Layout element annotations

++++

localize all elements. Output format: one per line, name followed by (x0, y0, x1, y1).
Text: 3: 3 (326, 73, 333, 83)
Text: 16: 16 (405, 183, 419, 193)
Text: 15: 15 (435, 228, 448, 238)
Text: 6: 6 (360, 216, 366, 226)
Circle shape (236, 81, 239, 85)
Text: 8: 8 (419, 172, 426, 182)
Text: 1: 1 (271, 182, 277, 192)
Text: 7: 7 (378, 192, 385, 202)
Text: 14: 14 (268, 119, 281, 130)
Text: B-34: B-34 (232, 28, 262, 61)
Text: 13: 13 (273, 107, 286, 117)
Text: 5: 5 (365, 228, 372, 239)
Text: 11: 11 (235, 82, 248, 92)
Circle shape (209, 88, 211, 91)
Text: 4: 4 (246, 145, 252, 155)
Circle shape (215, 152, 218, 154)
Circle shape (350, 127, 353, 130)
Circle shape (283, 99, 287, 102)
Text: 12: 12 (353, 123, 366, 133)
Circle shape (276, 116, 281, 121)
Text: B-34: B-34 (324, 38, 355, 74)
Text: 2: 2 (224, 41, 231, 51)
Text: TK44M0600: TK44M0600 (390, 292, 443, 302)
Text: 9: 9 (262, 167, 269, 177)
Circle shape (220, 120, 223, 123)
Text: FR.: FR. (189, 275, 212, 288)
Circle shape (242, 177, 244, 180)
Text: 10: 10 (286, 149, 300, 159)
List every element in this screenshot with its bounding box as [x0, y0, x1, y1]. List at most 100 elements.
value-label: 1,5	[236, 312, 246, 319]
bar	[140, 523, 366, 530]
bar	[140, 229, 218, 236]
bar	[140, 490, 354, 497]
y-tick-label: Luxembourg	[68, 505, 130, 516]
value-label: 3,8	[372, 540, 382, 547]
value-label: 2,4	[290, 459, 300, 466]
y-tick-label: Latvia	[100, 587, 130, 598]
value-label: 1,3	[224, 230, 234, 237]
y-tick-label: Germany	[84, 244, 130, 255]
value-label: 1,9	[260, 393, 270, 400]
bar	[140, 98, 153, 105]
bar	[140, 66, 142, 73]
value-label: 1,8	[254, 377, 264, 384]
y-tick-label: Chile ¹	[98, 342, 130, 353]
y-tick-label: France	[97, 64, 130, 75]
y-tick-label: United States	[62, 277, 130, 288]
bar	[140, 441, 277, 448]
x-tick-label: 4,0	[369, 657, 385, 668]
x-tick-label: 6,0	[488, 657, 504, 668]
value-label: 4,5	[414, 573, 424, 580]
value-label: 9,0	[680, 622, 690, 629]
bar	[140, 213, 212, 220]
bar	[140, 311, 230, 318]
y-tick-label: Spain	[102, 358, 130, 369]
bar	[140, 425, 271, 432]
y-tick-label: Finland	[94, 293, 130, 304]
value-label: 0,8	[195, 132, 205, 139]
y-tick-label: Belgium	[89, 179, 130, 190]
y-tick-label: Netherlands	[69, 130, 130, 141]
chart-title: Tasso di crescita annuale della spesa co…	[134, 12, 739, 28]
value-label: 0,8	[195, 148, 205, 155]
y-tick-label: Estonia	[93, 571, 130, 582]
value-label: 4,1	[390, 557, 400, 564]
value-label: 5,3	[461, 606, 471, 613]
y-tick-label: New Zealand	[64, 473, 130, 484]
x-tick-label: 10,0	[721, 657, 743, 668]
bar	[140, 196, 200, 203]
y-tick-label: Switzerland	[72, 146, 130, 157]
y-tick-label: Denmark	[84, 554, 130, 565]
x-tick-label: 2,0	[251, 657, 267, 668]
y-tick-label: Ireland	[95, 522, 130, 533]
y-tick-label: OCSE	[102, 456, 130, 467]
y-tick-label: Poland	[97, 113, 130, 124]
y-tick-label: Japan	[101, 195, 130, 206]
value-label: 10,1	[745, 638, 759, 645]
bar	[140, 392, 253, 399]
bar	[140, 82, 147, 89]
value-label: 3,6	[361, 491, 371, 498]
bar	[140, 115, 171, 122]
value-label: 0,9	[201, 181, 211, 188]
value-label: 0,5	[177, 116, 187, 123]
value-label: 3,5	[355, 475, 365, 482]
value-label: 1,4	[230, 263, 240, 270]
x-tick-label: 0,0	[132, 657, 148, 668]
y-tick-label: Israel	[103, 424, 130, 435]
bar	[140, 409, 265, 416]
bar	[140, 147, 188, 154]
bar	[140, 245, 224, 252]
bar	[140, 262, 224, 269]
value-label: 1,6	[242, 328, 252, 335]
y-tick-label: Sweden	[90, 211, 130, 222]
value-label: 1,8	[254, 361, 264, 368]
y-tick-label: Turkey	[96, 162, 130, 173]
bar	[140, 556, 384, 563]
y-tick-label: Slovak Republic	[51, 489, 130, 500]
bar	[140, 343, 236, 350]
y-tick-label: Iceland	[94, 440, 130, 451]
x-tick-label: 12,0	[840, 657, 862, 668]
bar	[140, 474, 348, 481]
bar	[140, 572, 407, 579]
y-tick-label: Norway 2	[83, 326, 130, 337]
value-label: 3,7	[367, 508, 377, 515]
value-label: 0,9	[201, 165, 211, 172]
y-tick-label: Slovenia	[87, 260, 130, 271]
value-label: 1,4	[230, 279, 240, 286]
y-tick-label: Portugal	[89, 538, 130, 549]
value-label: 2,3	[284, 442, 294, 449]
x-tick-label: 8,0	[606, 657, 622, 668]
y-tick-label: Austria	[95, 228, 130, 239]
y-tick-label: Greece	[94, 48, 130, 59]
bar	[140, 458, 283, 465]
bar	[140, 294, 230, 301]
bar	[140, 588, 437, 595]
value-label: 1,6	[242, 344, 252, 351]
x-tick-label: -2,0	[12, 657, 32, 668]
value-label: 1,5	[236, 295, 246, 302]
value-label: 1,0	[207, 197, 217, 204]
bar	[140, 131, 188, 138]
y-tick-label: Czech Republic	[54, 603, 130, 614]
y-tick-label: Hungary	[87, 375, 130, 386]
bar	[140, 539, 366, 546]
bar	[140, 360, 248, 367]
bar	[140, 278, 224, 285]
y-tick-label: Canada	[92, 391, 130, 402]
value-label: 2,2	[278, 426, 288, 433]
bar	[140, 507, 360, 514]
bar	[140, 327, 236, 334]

++++

> **DESCRIPTION OF THE TASK**
Please copy all of the data above line for line, changing nothing.

> **SOLUTION BELOW**
localize all elements. Output format: one per line, name followed by (x0, y0, x1, y1).
Text: 3: 3 (326, 73, 333, 83)
Text: 16: 16 (405, 183, 419, 193)
Text: 15: 15 (435, 228, 448, 238)
Text: 6: 6 (360, 216, 366, 226)
Circle shape (236, 81, 239, 85)
Text: 8: 8 (419, 172, 426, 182)
Text: 1: 1 (271, 182, 277, 192)
Text: 7: 7 (378, 192, 385, 202)
Text: 14: 14 (268, 119, 281, 130)
Text: B-34: B-34 (232, 28, 262, 61)
Text: 13: 13 (273, 107, 286, 117)
Text: 5: 5 (365, 228, 372, 239)
Text: 11: 11 (235, 82, 248, 92)
Circle shape (209, 88, 211, 91)
Text: 4: 4 (246, 145, 252, 155)
Circle shape (215, 152, 218, 154)
Circle shape (350, 127, 353, 130)
Circle shape (283, 99, 287, 102)
Text: 12: 12 (353, 123, 366, 133)
Circle shape (276, 116, 281, 121)
Text: B-34: B-34 (324, 38, 355, 74)
Text: 2: 2 (224, 41, 231, 51)
Text: TK44M0600: TK44M0600 (390, 292, 443, 302)
Text: 9: 9 (262, 167, 269, 177)
Circle shape (220, 120, 223, 123)
Text: FR.: FR. (189, 275, 212, 288)
Circle shape (242, 177, 244, 180)
Text: 10: 10 (286, 149, 300, 159)
List every element in this screenshot with its bounding box as [x0, y0, x1, y1]. List at most 100 elements.
value-label: 1,5	[236, 312, 246, 319]
bar	[140, 523, 366, 530]
bar	[140, 229, 218, 236]
bar	[140, 490, 354, 497]
y-tick-label: Luxembourg	[68, 505, 130, 516]
value-label: 3,8	[372, 540, 382, 547]
value-label: 2,4	[290, 459, 300, 466]
y-tick-label: Latvia	[100, 587, 130, 598]
value-label: 1,3	[224, 230, 234, 237]
y-tick-label: Germany	[84, 244, 130, 255]
value-label: 1,9	[260, 393, 270, 400]
bar	[140, 98, 153, 105]
bar	[140, 66, 142, 73]
value-label: 1,8	[254, 377, 264, 384]
y-tick-label: Chile ¹	[98, 342, 130, 353]
y-tick-label: France	[97, 64, 130, 75]
y-tick-label: United States	[62, 277, 130, 288]
bar	[140, 441, 277, 448]
x-tick-label: 4,0	[369, 657, 385, 668]
x-tick-label: 6,0	[488, 657, 504, 668]
value-label: 4,5	[414, 573, 424, 580]
value-label: 9,0	[680, 622, 690, 629]
bar	[140, 213, 212, 220]
bar	[140, 311, 230, 318]
y-tick-label: Spain	[102, 358, 130, 369]
bar	[140, 425, 271, 432]
y-tick-label: Finland	[94, 293, 130, 304]
value-label: 0,8	[195, 132, 205, 139]
y-tick-label: Belgium	[89, 179, 130, 190]
y-tick-label: Netherlands	[69, 130, 130, 141]
chart-title: Tasso di crescita annuale della spesa co…	[134, 12, 739, 28]
value-label: 0,8	[195, 148, 205, 155]
y-tick-label: Estonia	[93, 571, 130, 582]
value-label: 4,1	[390, 557, 400, 564]
value-label: 5,3	[461, 606, 471, 613]
y-tick-label: New Zealand	[64, 473, 130, 484]
x-tick-label: 10,0	[721, 657, 743, 668]
bar	[140, 196, 200, 203]
y-tick-label: Switzerland	[72, 146, 130, 157]
y-tick-label: Denmark	[84, 554, 130, 565]
x-tick-label: 2,0	[251, 657, 267, 668]
y-tick-label: Ireland	[95, 522, 130, 533]
y-tick-label: OCSE	[102, 456, 130, 467]
y-tick-label: Poland	[97, 113, 130, 124]
y-tick-label: Japan	[101, 195, 130, 206]
value-label: 10,1	[745, 638, 759, 645]
bar	[140, 392, 253, 399]
bar	[140, 82, 147, 89]
value-label: 3,6	[361, 491, 371, 498]
bar	[140, 115, 171, 122]
value-label: 0,9	[201, 181, 211, 188]
value-label: 0,5	[177, 116, 187, 123]
value-label: 3,5	[355, 475, 365, 482]
value-label: 1,4	[230, 263, 240, 270]
x-tick-label: 0,0	[132, 657, 148, 668]
y-tick-label: Israel	[103, 424, 130, 435]
bar	[140, 409, 265, 416]
bar	[140, 147, 188, 154]
bar	[140, 245, 224, 252]
bar	[140, 262, 224, 269]
value-label: 1,6	[242, 328, 252, 335]
y-tick-label: Sweden	[90, 211, 130, 222]
value-label: 1,8	[254, 361, 264, 368]
y-tick-label: Turkey	[96, 162, 130, 173]
bar	[140, 556, 384, 563]
y-tick-label: Slovak Republic	[51, 489, 130, 500]
bar	[140, 343, 236, 350]
y-tick-label: Iceland	[94, 440, 130, 451]
x-tick-label: 12,0	[840, 657, 862, 668]
bar	[140, 474, 348, 481]
bar	[140, 572, 407, 579]
y-tick-label: Norway 2	[83, 326, 130, 337]
value-label: 3,7	[367, 508, 377, 515]
value-label: 0,9	[201, 165, 211, 172]
y-tick-label: Slovenia	[87, 260, 130, 271]
value-label: 1,4	[230, 279, 240, 286]
y-tick-label: Portugal	[89, 538, 130, 549]
value-label: 2,3	[284, 442, 294, 449]
x-tick-label: 8,0	[606, 657, 622, 668]
y-tick-label: Austria	[95, 228, 130, 239]
y-tick-label: Greece	[94, 48, 130, 59]
bar	[140, 458, 283, 465]
bar	[140, 294, 230, 301]
bar	[140, 588, 437, 595]
value-label: 1,6	[242, 344, 252, 351]
x-tick-label: -2,0	[12, 657, 32, 668]
value-label: 1,5	[236, 295, 246, 302]
value-label: 1,0	[207, 197, 217, 204]
bar	[140, 131, 188, 138]
y-tick-label: Czech Republic	[54, 603, 130, 614]
y-tick-label: Hungary	[87, 375, 130, 386]
bar	[140, 539, 366, 546]
bar	[140, 360, 248, 367]
bar	[140, 278, 224, 285]
y-tick-label: Canada	[92, 391, 130, 402]
value-label: 2,2	[278, 426, 288, 433]
bar	[140, 507, 360, 514]
bar	[140, 327, 236, 334]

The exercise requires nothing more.